--- start of The records ---
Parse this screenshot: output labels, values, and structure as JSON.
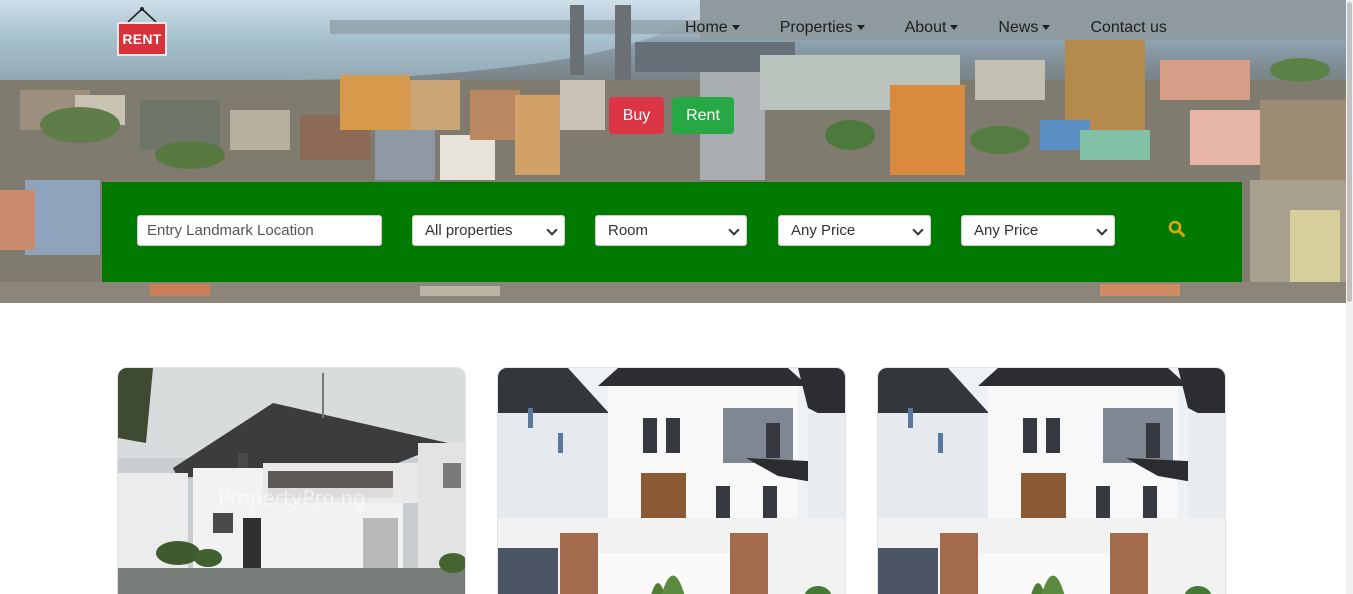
{
  "logo": {
    "text": "RENT"
  },
  "nav": {
    "items": [
      {
        "label": "Home",
        "dropdown": true
      },
      {
        "label": "Properties",
        "dropdown": true
      },
      {
        "label": "About",
        "dropdown": true
      },
      {
        "label": "News",
        "dropdown": true
      },
      {
        "label": "Contact us",
        "dropdown": false
      }
    ]
  },
  "toggle": {
    "buy": "Buy",
    "rent": "Rent"
  },
  "search": {
    "location_placeholder": "Entry Landmark Location",
    "property_type": "All properties",
    "room": "Room",
    "min_price": "Any Price",
    "max_price": "Any Price"
  },
  "colors": {
    "search_panel": "#007a00",
    "buy": "#dc3545",
    "rent": "#28a745",
    "logo": "#d8313a",
    "search_icon": "#e0a800"
  },
  "cards": [
    {
      "image": "two-storey-white-house-with-balcony",
      "watermark": "PropertyPro.ng"
    },
    {
      "image": "modern-white-duplex-with-carport"
    },
    {
      "image": "modern-white-duplex-with-carport"
    }
  ]
}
--- end of The records ---
Exercise objective >>
Give only the count of lines in which the string "Price" appears.

Response to this task >>
2